───── Information provided ─────

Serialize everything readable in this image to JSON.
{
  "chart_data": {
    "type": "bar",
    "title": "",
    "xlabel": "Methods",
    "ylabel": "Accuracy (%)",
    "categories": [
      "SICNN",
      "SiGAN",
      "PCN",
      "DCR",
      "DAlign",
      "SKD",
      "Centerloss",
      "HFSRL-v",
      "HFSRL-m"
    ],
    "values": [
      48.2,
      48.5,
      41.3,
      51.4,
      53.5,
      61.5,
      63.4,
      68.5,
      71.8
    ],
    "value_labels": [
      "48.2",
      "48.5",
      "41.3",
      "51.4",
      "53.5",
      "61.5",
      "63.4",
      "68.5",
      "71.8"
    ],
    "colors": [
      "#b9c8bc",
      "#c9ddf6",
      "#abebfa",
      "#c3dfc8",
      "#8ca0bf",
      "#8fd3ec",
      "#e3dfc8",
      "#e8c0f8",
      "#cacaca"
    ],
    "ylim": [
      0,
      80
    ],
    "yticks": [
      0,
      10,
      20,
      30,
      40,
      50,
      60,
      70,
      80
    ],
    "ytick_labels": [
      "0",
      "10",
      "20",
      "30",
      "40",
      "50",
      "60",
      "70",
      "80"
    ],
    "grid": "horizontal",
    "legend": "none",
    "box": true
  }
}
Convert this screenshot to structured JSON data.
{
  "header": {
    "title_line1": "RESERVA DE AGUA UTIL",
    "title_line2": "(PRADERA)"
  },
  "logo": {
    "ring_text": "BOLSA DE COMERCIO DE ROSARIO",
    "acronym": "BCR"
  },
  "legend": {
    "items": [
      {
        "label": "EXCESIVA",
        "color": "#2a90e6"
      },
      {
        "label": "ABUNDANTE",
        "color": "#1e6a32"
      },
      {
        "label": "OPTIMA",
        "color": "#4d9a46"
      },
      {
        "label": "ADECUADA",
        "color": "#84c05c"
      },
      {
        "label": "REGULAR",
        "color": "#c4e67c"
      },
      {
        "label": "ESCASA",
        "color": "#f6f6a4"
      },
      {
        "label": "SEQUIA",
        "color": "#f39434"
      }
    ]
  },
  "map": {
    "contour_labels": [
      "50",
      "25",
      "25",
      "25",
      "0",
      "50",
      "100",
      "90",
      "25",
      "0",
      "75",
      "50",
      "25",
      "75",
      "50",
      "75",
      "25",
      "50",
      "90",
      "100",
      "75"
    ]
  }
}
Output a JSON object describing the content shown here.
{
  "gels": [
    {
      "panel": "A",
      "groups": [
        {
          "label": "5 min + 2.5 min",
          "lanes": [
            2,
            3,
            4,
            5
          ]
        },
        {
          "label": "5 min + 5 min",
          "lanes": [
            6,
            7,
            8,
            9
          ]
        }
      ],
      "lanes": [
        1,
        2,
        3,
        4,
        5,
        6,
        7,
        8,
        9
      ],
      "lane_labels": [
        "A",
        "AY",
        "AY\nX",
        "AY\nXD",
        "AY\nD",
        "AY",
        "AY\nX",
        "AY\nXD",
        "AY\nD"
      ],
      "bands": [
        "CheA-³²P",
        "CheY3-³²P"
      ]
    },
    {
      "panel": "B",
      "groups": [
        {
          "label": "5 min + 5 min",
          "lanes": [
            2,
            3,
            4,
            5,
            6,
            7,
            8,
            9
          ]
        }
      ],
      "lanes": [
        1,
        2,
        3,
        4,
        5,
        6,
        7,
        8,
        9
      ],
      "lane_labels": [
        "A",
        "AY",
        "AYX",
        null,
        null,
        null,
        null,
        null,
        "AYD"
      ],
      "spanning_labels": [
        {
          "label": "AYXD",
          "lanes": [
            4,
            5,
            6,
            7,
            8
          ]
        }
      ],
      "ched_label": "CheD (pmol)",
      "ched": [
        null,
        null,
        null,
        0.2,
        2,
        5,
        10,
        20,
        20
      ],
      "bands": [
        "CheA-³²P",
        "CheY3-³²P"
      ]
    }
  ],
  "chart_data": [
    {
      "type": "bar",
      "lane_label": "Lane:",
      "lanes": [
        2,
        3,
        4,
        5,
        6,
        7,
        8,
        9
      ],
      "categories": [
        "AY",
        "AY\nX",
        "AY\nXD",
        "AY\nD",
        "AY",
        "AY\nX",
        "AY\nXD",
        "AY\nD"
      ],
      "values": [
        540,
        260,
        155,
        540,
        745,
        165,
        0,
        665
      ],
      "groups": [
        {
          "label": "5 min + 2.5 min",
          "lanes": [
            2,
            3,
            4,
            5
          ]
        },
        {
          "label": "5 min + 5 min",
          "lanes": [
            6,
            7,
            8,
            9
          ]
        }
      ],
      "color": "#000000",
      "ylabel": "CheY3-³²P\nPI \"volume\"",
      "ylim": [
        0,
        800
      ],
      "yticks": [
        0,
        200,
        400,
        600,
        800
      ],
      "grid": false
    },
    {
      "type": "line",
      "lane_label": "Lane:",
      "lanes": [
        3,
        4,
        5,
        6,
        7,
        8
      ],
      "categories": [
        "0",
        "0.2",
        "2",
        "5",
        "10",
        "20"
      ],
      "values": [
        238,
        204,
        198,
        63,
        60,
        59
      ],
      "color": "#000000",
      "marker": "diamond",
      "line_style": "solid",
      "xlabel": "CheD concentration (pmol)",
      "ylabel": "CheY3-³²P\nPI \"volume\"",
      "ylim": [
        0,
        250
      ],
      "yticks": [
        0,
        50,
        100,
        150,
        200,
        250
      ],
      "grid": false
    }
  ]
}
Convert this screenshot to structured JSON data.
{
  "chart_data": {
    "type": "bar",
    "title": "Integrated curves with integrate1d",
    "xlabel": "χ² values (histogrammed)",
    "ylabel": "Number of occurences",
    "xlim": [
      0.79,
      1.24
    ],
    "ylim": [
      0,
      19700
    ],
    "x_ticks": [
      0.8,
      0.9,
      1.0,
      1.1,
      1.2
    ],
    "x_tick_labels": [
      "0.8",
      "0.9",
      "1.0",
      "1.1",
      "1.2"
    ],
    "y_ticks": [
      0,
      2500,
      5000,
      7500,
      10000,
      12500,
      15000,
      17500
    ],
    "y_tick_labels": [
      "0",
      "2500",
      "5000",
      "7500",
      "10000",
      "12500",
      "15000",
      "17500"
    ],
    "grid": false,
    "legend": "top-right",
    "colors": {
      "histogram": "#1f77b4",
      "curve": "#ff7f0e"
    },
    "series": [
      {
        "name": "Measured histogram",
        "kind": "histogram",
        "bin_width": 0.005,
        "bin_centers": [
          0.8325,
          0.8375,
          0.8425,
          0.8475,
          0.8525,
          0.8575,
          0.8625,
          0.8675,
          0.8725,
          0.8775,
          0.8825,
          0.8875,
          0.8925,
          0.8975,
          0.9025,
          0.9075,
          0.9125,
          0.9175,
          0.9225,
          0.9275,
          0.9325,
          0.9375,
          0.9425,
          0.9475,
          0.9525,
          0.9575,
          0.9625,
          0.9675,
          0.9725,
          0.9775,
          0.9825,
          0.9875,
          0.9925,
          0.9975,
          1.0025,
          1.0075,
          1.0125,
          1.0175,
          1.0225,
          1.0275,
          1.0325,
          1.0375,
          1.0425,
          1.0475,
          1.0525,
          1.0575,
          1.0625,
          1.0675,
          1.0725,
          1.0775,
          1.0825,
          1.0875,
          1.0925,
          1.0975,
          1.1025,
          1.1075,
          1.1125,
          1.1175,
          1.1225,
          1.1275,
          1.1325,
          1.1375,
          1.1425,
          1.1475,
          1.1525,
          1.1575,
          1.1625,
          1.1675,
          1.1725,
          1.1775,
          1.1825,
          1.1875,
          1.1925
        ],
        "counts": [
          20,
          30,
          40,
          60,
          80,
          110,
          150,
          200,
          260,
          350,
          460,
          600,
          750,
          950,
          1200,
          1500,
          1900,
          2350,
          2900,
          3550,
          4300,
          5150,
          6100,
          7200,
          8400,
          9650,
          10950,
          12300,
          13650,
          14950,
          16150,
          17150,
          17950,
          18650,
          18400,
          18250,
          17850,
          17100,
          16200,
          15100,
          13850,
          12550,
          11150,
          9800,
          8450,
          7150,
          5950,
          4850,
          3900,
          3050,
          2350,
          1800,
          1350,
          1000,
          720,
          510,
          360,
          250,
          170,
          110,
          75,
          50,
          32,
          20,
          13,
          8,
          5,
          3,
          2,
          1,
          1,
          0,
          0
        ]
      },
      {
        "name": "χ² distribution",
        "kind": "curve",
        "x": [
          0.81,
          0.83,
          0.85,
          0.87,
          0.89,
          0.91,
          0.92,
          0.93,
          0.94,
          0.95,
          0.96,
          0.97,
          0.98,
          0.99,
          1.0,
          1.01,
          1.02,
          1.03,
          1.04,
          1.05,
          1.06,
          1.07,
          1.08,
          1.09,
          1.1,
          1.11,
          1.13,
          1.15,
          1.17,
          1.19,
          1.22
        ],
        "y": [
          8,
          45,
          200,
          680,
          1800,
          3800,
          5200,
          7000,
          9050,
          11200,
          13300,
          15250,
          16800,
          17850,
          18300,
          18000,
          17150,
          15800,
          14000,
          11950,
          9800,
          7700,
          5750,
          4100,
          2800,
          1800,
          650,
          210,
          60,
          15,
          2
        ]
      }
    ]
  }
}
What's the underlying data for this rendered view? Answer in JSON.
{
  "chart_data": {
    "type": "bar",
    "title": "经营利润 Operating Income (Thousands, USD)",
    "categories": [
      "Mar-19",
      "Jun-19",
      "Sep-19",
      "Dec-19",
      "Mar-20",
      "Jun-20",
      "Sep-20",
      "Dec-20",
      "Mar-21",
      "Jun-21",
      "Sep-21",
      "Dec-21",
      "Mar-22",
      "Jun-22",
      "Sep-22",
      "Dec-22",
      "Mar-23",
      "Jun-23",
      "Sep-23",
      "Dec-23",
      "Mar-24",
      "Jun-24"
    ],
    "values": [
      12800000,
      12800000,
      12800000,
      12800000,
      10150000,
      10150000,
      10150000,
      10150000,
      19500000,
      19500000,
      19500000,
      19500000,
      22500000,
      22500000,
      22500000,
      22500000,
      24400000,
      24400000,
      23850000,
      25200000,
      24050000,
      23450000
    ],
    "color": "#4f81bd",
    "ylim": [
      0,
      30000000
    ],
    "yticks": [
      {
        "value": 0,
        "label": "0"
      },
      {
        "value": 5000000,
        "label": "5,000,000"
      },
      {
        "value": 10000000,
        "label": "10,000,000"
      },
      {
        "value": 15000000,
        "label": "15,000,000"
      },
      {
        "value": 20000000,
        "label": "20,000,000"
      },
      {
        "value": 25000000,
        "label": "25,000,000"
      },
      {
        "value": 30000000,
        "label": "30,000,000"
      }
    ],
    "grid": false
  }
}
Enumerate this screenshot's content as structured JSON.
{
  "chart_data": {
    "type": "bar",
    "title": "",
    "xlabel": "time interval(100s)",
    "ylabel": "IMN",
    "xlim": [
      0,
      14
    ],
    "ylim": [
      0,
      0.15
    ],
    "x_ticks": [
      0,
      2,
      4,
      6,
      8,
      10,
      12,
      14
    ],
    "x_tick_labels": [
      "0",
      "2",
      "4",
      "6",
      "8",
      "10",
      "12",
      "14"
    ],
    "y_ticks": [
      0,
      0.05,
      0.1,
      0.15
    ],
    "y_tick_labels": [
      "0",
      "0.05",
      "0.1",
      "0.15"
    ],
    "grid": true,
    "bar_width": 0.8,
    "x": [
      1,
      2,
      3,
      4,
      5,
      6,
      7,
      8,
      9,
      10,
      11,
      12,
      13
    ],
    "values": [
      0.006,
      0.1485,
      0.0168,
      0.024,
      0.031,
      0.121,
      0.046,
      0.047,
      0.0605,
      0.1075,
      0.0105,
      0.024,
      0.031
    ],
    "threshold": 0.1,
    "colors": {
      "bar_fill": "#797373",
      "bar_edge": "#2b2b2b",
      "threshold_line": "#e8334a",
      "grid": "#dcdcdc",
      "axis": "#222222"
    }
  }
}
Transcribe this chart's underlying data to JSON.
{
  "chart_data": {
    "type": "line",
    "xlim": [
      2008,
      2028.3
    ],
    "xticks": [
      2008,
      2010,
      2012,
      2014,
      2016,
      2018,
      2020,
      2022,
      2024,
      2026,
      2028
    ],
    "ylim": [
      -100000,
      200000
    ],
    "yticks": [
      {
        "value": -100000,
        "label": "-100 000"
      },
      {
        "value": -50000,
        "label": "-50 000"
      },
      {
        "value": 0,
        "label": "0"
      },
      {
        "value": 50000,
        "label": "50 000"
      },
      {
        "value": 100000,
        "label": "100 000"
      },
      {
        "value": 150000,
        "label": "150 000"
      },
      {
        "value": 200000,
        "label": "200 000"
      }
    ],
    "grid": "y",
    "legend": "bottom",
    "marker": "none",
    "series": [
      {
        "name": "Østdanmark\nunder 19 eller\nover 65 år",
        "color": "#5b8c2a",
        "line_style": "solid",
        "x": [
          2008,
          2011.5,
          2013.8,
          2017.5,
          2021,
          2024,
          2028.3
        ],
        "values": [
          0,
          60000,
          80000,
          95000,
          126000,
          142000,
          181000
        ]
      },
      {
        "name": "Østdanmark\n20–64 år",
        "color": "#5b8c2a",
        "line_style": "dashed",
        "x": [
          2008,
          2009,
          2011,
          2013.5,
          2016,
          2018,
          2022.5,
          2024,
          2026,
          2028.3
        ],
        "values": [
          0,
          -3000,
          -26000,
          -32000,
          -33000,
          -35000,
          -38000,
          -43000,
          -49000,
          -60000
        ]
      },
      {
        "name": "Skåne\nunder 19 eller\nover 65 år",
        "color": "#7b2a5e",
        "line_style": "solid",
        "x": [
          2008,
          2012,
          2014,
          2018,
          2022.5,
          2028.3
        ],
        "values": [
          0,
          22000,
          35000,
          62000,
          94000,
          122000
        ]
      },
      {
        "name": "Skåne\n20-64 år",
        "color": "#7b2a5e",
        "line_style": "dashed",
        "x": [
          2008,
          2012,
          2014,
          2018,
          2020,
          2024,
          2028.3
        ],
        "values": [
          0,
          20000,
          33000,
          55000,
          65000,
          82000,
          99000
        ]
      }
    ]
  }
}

─────

• Objective
Copy all lines from the material that hold "underlying".

• Solution to this task
What's the underlying data for this rendered view? Answer in JSON.
Transcribe this chart's underlying data to JSON.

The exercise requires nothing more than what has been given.